» The problem
Render the records from the first line up to and including the line with "y-tick-label: -3.0 xyxy=(25,440,83,477)" as a Markdown table. Use the columns Row and Line, give each line its own row number, and leave out blank lines.
•••••
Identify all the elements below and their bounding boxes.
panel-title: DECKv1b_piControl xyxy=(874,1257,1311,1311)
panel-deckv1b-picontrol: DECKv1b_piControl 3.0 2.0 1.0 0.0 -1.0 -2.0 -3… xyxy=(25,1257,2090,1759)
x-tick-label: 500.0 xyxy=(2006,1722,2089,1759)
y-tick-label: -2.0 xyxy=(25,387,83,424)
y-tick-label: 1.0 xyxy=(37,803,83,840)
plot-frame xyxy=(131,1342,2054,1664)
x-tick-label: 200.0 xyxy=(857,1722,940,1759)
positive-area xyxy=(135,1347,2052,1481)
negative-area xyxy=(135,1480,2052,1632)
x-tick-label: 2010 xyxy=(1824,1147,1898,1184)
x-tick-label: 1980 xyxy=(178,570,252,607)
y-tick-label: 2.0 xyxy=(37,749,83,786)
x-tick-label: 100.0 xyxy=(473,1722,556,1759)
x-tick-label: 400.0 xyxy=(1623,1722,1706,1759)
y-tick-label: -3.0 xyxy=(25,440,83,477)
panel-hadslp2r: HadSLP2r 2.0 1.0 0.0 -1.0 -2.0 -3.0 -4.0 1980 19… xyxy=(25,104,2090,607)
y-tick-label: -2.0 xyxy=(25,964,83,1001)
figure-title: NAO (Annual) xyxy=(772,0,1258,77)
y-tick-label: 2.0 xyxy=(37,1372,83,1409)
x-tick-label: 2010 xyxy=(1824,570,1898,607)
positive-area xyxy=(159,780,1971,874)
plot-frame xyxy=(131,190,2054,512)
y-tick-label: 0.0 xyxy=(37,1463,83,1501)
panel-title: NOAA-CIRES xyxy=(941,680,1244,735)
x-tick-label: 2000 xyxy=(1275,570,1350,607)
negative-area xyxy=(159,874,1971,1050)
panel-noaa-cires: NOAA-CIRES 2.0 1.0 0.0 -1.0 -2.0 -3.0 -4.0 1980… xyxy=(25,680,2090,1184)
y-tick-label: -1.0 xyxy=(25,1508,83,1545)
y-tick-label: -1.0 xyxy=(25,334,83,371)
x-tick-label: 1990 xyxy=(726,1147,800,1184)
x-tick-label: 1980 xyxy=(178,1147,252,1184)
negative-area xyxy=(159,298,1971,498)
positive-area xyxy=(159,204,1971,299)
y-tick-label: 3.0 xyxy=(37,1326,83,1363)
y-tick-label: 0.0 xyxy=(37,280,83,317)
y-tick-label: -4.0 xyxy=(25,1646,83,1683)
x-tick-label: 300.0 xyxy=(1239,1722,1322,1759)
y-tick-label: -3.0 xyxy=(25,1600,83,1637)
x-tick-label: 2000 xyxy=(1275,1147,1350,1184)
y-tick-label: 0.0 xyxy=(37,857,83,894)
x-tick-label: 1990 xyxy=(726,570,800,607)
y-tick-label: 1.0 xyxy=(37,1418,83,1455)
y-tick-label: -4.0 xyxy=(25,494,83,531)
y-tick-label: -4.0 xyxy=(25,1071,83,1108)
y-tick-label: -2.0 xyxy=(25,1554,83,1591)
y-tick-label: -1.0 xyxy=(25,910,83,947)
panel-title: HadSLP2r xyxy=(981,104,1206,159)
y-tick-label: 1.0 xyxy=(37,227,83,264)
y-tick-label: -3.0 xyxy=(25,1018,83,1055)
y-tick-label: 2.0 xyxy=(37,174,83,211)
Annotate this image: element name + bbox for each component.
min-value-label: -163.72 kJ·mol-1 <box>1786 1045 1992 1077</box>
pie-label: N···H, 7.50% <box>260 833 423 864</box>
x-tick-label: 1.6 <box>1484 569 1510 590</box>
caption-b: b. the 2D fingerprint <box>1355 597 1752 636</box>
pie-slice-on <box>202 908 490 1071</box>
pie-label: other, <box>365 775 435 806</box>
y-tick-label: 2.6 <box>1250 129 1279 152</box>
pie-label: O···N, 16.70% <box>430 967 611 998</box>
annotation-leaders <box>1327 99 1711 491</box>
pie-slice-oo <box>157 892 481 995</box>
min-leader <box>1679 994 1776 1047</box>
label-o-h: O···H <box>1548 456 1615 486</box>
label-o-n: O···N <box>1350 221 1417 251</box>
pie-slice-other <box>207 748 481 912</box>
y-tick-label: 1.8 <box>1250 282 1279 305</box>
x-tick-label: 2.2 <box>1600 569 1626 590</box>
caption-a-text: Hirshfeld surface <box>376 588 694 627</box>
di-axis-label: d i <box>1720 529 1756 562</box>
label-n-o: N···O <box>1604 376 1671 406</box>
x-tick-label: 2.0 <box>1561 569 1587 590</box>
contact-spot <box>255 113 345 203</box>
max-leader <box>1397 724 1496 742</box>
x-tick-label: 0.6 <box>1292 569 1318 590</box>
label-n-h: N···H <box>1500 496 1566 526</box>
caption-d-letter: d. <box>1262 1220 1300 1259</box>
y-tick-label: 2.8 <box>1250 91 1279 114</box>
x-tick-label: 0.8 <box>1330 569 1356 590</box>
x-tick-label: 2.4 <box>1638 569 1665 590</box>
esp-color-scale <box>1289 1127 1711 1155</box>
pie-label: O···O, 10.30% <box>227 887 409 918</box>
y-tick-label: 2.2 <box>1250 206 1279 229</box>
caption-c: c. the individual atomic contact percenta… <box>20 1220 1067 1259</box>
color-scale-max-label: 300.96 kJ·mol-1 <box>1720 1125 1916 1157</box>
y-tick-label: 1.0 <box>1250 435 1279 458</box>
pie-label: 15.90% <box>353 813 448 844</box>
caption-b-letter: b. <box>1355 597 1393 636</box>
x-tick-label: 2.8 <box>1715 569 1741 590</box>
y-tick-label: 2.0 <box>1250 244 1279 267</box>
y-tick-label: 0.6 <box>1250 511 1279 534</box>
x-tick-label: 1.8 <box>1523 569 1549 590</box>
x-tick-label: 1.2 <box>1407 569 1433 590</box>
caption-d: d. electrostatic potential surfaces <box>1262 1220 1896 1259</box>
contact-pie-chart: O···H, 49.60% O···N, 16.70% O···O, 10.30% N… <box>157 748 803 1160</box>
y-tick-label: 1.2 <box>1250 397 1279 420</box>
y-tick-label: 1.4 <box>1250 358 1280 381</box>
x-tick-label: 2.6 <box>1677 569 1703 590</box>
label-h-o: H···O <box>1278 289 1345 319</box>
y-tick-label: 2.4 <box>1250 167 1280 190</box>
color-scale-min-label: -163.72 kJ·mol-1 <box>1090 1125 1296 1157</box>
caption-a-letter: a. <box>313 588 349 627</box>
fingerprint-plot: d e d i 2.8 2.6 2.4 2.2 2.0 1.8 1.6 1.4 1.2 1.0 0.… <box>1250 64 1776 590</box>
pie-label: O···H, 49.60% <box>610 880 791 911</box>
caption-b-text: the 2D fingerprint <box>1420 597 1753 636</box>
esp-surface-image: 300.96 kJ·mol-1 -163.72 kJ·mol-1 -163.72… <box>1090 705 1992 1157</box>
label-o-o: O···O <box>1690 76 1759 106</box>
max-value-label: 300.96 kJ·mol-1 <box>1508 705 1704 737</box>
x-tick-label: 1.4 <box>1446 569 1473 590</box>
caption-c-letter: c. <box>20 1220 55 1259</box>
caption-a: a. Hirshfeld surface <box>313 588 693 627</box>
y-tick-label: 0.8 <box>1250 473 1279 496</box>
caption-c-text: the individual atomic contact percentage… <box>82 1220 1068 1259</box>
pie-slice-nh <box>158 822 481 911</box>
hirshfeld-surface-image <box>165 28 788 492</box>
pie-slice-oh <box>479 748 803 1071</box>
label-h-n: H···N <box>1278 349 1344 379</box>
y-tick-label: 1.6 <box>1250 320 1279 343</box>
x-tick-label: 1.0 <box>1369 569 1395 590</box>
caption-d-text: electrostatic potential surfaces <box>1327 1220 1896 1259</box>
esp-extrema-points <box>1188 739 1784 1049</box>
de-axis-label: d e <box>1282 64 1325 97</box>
•••••
» Output below
| Row | Line |
|---|---|
| 1 | Identify all the elements below and their bounding boxes. |
| 2 | panel-title: DECKv1b_piControl xyxy=(874,1257,1311,1311) |
| 3 | panel-deckv1b-picontrol: DECKv1b_piControl 3.0 2.0 1.0 0.0 -1.0 -2.0 -3… xyxy=(25,1257,2090,1759) |
| 4 | x-tick-label: 500.0 xyxy=(2006,1722,2089,1759) |
| 5 | y-tick-label: -2.0 xyxy=(25,387,83,424) |
| 6 | y-tick-label: 1.0 xyxy=(37,803,83,840) |
| 7 | plot-frame xyxy=(131,1342,2054,1664) |
| 8 | x-tick-label: 200.0 xyxy=(857,1722,940,1759) |
| 9 | positive-area xyxy=(135,1347,2052,1481) |
| 10 | negative-area xyxy=(135,1480,2052,1632) |
| 11 | x-tick-label: 2010 xyxy=(1824,1147,1898,1184) |
| 12 | x-tick-label: 1980 xyxy=(178,570,252,607) |
| 13 | y-tick-label: 2.0 xyxy=(37,749,83,786) |
| 14 | x-tick-label: 100.0 xyxy=(473,1722,556,1759) |
| 15 | x-tick-label: 400.0 xyxy=(1623,1722,1706,1759) |
| 16 | y-tick-label: -3.0 xyxy=(25,440,83,477) |